◆ **Texto de origem**:
>>>

Se a China é o maior consumidor global de algodão, a Índia é o maior produtor, mas com índices de produtividade ainda muito baixos. A média indiana é de 447 kg por hectare, contra uma média brasileira quase quatro vezes maior. Esse desempenho faz com que o agronegócio da pluma tenha um efeito poupa-terra no Brasil. "No passado a gente produzia muito pouco algodão em 3 milhões de hectares no semiárido e 1 milhão em São Paulo e no Paraná. Precisávamos de 4 milhões para abastecer o mercado interno. Hoje plantamos 1,7 milhão de hectares, abastecemos o mercado interno e ainda somos o segundo maior exportador mundial", destaca Alderi Emídio de Araújo, chefe-geral da Embrapa Algodão, na Paraíba.

<<<

◆ **Enunciado 1**: Reproduza, sem nenhuma alteração, o trecho do texto sobre o algodão que começa em "Se a China é" e segue até "Algodão, na Paraíba.".

◆ **Dados fornecidos**:
>>>

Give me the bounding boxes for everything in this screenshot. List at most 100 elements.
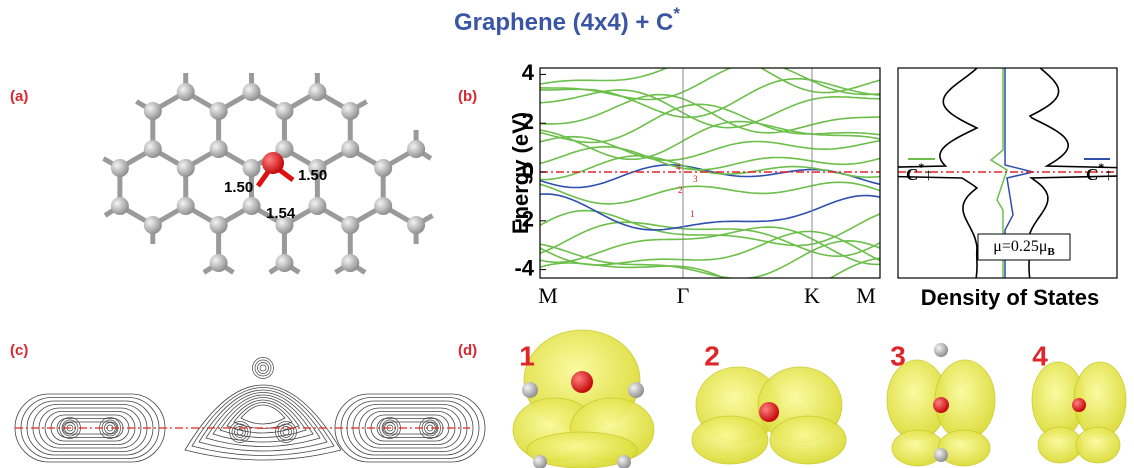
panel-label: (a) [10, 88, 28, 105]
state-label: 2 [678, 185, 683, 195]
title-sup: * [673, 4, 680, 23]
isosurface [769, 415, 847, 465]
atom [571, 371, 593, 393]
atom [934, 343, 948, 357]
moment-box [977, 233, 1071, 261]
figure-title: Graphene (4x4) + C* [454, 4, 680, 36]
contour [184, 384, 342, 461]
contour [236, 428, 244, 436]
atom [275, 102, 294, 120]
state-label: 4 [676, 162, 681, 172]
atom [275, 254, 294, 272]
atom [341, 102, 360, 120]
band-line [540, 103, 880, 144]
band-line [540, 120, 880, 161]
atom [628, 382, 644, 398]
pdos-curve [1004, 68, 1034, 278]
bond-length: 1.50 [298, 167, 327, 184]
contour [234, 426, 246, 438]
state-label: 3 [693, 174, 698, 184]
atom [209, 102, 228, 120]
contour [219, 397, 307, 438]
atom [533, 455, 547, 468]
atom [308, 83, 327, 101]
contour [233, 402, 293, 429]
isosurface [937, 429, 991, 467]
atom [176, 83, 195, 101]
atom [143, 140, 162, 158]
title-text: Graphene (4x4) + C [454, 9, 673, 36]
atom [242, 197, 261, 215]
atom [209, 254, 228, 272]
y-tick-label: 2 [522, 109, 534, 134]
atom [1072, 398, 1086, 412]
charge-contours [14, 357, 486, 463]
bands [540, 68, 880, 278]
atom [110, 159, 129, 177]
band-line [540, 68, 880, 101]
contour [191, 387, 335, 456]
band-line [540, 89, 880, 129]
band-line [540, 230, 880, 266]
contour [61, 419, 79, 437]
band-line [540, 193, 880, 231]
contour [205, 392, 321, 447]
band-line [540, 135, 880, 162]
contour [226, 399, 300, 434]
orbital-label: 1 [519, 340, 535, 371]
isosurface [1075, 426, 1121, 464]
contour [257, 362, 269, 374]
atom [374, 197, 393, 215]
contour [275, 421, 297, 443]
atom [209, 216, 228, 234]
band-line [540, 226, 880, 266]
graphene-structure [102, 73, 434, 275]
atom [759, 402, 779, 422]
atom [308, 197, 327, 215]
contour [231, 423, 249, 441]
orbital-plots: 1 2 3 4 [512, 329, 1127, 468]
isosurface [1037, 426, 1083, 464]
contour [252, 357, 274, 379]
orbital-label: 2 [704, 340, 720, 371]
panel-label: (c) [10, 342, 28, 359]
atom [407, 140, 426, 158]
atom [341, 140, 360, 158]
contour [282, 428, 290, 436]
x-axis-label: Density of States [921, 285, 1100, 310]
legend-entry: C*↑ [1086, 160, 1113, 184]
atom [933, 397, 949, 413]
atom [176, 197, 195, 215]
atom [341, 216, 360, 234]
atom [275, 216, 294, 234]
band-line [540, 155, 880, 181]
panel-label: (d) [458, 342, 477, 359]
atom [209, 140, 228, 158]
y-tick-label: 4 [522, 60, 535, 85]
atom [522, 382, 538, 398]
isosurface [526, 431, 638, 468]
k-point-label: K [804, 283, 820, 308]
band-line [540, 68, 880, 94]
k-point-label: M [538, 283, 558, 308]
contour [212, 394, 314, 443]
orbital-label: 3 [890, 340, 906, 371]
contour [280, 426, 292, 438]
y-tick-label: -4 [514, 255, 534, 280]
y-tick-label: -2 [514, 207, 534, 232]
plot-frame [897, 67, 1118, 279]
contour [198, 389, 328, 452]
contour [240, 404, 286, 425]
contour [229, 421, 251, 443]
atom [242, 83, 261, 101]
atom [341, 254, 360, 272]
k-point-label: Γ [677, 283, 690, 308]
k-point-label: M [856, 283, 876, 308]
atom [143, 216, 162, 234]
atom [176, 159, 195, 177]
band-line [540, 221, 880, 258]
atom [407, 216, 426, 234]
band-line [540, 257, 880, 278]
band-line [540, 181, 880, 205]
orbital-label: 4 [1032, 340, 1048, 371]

<<<
>>>

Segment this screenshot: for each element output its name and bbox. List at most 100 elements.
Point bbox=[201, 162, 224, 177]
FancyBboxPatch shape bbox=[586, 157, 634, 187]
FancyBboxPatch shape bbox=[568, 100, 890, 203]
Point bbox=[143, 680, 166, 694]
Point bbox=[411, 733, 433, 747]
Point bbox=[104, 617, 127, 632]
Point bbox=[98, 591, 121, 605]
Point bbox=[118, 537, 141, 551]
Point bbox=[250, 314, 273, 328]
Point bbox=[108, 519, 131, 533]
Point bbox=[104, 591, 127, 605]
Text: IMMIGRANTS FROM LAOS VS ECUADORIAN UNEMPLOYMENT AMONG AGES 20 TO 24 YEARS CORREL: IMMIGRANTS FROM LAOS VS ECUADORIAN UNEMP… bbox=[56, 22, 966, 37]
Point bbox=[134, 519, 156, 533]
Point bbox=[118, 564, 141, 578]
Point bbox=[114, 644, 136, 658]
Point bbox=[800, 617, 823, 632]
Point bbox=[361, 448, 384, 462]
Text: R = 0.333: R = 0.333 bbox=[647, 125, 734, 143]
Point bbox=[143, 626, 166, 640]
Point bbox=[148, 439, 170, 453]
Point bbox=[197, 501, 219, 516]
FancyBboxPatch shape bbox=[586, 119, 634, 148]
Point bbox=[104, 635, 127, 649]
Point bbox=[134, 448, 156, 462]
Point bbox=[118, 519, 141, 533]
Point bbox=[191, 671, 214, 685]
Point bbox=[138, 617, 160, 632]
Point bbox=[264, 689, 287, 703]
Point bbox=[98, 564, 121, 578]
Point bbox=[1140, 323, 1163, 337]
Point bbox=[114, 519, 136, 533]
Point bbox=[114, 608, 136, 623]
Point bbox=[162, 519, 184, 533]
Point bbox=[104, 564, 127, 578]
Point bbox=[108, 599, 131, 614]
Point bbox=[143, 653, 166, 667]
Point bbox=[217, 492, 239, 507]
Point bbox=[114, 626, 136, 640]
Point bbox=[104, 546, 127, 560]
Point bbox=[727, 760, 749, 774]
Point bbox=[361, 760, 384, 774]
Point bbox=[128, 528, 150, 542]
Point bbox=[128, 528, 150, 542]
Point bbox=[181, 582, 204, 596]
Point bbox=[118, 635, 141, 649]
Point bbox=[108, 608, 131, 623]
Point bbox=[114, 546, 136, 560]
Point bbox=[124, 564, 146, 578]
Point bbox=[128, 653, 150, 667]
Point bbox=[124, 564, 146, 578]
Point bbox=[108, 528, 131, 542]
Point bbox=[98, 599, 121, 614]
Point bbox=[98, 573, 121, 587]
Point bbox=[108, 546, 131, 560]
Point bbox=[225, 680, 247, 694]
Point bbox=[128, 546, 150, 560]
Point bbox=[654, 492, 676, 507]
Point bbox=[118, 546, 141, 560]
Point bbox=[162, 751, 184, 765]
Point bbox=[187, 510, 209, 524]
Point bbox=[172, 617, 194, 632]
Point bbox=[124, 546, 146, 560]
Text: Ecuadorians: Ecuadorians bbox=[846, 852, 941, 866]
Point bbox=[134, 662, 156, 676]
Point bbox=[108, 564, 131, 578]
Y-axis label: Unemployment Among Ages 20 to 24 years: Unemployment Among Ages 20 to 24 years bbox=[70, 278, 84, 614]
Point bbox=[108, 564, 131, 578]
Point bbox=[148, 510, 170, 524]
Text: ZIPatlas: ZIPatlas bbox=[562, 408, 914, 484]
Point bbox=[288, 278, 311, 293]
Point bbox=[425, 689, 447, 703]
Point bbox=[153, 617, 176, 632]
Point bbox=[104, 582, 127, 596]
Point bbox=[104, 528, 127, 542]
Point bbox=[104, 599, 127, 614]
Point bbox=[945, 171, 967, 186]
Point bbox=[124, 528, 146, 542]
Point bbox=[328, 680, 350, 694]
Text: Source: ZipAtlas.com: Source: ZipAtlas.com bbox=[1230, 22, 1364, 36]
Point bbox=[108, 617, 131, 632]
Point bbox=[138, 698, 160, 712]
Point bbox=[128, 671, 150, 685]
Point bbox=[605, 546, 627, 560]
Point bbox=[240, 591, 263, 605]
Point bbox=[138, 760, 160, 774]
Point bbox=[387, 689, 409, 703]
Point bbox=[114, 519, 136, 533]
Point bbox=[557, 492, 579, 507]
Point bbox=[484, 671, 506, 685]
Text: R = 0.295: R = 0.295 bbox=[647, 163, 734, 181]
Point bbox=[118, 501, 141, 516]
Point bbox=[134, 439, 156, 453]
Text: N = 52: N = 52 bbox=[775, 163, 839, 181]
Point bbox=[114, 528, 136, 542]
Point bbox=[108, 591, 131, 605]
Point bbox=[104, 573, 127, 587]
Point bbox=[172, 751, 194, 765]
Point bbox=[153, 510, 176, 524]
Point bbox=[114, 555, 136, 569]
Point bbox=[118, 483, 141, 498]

<<<

◆ **Enunciado 2**: Transcreva fielmente as linhas da listagem que começam na linha com "Segment this screenshot: for" e seguem até a linha com "Point bbox=[250, 314, 273, 328]", incluindo as duas.

◆ **Resolução 1**:
Se a China é o maior consumidor global de algodão, a Índia é o maior produtor, mas com índices de produtividade ainda muito baixos. A média indiana é de 447 kg por hectare, contra uma média brasileira quase quatro vezes maior. Esse desempenho faz com que o agronegócio da pluma tenha um efeito poupa-terra no Brasil. "No passado a gente produzia muito pouco algodão em 3 milhões de hectares no semiárido e 1 milhão em São Paulo e no Paraná. Precisávamos de 4 milhões para abastecer o mercado interno. Hoje plantamos 1,7 milhão de hectares, abastecemos o mercado interno e ainda somos o segundo maior exportador mundial", destaca Alderi Emídio de Araújo, chefe-geral da Embrapa Algodão, na Paraíba.

◆ **Resolução 2**:
Segment this screenshot: for each element output its name and bbox. List at most 100 elements.
Point bbox=[201, 162, 224, 177]
FancyBboxPatch shape bbox=[586, 157, 634, 187]
FancyBboxPatch shape bbox=[568, 100, 890, 203]
Point bbox=[143, 680, 166, 694]
Point bbox=[411, 733, 433, 747]
Point bbox=[104, 617, 127, 632]
Point bbox=[98, 591, 121, 605]
Point bbox=[118, 537, 141, 551]
Point bbox=[250, 314, 273, 328]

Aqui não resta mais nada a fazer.